[WHAT NEEDS TO BE DONE] Pull every line that holds the word "erhielt" from the entries.

[Stored records]
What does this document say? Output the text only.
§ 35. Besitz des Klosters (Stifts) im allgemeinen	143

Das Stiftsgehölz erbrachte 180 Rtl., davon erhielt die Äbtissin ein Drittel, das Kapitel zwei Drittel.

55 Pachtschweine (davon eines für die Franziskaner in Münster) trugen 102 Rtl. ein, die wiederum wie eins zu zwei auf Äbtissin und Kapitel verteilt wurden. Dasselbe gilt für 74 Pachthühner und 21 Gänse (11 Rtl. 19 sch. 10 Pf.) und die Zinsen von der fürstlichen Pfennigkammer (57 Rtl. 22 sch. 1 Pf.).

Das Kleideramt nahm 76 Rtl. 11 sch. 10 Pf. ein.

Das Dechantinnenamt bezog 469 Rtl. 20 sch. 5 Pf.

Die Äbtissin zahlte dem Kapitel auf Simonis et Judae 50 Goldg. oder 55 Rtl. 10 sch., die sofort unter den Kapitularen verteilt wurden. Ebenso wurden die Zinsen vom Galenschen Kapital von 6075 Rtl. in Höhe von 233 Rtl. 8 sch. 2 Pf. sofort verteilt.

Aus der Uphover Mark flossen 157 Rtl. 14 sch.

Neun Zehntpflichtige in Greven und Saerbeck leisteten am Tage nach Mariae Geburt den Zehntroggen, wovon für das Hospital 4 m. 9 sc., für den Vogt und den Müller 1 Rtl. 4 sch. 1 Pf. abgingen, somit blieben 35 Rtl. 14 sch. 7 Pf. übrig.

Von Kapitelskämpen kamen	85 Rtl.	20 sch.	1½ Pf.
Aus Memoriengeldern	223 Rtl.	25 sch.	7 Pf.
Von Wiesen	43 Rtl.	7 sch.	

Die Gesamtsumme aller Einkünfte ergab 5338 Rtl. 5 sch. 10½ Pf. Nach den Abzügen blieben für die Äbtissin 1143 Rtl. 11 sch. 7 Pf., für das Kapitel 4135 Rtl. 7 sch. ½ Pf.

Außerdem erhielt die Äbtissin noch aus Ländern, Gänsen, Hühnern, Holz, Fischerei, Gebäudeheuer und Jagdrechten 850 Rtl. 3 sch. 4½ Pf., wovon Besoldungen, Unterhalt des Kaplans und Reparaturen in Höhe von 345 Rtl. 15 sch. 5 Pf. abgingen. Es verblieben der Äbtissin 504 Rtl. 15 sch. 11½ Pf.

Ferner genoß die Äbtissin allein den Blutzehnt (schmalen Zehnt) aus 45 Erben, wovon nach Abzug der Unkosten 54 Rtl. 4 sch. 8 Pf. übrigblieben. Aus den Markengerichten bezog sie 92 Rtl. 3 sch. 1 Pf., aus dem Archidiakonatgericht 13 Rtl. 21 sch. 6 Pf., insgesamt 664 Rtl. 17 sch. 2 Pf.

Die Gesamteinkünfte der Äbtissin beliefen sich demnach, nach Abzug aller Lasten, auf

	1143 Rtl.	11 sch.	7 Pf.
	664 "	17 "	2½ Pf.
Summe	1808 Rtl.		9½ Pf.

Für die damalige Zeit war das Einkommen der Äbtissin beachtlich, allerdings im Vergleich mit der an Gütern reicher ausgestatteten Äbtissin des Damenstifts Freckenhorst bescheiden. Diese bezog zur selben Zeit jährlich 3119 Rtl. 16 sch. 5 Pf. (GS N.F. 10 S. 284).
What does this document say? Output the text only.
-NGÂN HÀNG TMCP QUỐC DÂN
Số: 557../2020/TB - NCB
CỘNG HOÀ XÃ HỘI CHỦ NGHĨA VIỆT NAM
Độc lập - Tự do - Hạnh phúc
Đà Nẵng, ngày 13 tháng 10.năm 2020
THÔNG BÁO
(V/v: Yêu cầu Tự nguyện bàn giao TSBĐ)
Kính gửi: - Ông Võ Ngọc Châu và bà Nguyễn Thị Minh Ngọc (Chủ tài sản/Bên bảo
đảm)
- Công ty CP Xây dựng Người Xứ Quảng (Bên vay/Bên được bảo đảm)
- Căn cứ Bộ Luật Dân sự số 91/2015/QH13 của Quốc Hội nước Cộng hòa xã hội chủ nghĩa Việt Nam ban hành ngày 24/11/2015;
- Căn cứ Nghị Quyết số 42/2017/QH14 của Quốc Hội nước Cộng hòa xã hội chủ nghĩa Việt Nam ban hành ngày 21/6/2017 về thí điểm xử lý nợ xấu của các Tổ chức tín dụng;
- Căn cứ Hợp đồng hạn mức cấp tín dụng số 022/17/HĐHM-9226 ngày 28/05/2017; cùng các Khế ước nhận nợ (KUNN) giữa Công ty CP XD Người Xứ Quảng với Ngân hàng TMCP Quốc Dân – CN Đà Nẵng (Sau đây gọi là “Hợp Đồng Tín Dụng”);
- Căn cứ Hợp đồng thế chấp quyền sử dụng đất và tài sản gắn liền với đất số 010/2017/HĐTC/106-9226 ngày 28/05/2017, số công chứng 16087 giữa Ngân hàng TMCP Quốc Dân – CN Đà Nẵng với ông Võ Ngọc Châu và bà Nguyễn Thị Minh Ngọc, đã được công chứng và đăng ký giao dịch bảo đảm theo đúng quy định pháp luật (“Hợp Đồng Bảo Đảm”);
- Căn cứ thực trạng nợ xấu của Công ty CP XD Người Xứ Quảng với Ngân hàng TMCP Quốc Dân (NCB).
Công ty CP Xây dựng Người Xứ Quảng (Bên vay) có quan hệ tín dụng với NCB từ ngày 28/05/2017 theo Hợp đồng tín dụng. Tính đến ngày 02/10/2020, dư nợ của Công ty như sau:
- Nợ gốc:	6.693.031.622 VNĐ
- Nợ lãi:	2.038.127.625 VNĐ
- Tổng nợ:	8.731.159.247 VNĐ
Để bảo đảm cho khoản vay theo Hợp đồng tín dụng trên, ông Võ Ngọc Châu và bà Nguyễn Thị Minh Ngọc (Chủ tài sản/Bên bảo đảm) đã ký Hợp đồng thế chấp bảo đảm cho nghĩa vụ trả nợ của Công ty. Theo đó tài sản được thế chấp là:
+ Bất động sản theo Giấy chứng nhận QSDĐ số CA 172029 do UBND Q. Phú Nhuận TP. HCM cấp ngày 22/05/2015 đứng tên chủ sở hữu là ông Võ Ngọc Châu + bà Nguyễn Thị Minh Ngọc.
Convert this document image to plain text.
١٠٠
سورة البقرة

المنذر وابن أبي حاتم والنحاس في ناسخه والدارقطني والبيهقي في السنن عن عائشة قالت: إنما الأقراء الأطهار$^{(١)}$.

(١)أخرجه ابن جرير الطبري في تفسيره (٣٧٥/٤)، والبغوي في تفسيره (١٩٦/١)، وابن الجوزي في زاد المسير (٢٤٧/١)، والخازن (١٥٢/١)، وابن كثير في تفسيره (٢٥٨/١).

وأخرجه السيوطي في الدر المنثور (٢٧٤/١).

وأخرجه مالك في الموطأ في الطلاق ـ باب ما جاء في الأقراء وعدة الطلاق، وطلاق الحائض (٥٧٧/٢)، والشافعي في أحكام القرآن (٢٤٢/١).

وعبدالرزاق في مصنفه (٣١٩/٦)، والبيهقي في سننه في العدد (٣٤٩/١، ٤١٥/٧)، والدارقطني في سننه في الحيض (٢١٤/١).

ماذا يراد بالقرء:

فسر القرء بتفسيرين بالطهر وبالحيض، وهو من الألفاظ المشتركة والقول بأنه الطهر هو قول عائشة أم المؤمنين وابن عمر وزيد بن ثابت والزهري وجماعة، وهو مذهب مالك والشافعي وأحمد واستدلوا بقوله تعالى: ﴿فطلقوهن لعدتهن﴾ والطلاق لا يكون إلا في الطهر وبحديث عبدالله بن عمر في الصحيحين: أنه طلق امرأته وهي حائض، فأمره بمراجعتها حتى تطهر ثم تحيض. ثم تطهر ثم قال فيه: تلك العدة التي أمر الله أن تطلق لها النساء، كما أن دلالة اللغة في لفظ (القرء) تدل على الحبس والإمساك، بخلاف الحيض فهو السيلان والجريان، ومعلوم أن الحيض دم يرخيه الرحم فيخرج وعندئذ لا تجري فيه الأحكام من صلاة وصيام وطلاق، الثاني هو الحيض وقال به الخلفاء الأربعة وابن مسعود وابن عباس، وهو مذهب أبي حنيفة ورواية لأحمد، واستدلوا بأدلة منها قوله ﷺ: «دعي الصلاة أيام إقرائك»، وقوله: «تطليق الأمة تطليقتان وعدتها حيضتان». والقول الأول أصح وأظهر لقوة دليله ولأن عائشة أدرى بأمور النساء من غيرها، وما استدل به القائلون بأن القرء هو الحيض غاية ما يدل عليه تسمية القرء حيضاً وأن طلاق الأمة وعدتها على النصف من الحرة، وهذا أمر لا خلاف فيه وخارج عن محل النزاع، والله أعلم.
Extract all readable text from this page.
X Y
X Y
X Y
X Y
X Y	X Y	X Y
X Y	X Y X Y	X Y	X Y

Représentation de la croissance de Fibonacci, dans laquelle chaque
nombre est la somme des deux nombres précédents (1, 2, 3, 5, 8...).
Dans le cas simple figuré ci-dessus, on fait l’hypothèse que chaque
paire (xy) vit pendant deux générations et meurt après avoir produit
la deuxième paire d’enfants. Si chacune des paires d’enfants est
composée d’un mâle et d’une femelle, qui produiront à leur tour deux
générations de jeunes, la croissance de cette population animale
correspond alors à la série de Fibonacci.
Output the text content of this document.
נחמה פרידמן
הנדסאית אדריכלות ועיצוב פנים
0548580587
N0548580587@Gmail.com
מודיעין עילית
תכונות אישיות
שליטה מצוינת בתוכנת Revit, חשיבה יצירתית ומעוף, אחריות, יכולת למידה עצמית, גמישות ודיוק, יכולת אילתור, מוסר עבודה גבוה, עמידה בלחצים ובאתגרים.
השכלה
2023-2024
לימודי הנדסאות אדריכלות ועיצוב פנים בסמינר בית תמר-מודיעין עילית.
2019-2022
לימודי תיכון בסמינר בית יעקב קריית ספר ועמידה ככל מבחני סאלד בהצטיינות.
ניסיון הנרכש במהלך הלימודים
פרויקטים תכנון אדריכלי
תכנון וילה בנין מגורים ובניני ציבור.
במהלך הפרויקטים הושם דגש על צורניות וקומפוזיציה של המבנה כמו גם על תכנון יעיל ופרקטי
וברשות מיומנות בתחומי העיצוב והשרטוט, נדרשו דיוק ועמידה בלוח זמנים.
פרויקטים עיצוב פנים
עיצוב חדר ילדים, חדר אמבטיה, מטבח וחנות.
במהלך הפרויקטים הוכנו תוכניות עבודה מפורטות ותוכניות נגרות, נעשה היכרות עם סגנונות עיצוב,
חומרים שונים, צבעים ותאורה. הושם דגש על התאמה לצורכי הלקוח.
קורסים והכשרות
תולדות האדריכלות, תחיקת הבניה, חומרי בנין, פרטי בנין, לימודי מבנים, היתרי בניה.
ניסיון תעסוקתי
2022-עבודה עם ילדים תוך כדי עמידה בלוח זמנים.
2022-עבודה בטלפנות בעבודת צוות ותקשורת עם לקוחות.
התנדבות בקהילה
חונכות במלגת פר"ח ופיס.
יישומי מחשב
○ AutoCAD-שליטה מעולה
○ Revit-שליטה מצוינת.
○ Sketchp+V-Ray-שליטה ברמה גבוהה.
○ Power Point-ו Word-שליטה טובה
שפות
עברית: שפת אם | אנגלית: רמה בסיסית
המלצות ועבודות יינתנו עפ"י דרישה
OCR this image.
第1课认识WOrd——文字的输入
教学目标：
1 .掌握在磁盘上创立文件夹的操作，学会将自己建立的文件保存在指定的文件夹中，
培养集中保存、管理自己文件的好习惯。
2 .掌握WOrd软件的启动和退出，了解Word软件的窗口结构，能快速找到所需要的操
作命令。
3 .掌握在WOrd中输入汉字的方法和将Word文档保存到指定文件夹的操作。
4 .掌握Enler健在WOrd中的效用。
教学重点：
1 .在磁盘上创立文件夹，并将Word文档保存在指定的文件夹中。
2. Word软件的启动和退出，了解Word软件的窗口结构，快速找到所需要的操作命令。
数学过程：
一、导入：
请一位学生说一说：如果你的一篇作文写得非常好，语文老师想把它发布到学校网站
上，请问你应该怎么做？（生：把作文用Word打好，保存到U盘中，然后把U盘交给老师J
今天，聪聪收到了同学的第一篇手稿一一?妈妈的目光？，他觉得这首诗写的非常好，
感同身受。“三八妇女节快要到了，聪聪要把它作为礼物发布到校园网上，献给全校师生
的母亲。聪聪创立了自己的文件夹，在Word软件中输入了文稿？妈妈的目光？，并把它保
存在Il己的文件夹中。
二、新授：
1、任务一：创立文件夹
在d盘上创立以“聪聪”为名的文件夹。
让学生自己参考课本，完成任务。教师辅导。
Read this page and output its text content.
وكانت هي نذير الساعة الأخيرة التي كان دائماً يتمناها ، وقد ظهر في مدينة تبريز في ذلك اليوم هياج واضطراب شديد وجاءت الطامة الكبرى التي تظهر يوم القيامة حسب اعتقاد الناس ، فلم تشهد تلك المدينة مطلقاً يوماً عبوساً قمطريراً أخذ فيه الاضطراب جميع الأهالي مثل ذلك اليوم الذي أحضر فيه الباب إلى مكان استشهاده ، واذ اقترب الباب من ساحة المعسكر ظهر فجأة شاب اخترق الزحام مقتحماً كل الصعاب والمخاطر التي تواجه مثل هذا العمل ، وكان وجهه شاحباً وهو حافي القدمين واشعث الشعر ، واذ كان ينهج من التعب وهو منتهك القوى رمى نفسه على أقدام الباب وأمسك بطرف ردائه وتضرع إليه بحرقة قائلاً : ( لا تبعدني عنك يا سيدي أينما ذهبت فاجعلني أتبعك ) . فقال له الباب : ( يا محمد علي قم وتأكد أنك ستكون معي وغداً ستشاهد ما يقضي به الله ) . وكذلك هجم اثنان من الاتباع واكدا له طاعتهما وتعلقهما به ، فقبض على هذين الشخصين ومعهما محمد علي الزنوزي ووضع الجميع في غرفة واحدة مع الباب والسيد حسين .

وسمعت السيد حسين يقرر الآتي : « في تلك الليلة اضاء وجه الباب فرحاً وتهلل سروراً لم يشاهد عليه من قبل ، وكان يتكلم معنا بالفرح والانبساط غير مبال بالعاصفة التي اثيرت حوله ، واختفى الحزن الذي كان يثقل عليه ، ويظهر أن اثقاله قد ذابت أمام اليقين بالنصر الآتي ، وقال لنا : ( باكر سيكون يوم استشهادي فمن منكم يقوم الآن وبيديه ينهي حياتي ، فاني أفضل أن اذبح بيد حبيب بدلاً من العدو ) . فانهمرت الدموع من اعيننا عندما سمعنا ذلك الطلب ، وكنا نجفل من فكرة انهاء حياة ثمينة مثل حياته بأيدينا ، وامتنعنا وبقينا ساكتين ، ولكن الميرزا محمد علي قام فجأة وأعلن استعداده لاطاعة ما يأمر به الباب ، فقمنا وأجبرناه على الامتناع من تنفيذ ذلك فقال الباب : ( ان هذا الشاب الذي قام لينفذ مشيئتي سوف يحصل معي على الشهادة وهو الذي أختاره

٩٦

[TASK RESPONSE]
Das Stiftsgehölz erbrachte 180 Rtl., davon erhielt die Äbtissin ein Drittel, das Kapitel zwei Drittel.
Außerdem erhielt die Äbtissin noch aus Ländern, Gänsen, Hühnern, Holz, Fischerei, Gebäudeheuer und Jagdrechten 850 Rtl. 3 sch. 4½ Pf., wovon Besoldungen, Unterhalt des Kaplans und Reparaturen in Höhe von 345 Rtl. 15 sch. 5 Pf. abgingen. Es verblieben der Äbtissin 504 Rtl. 15 sch. 11½ Pf.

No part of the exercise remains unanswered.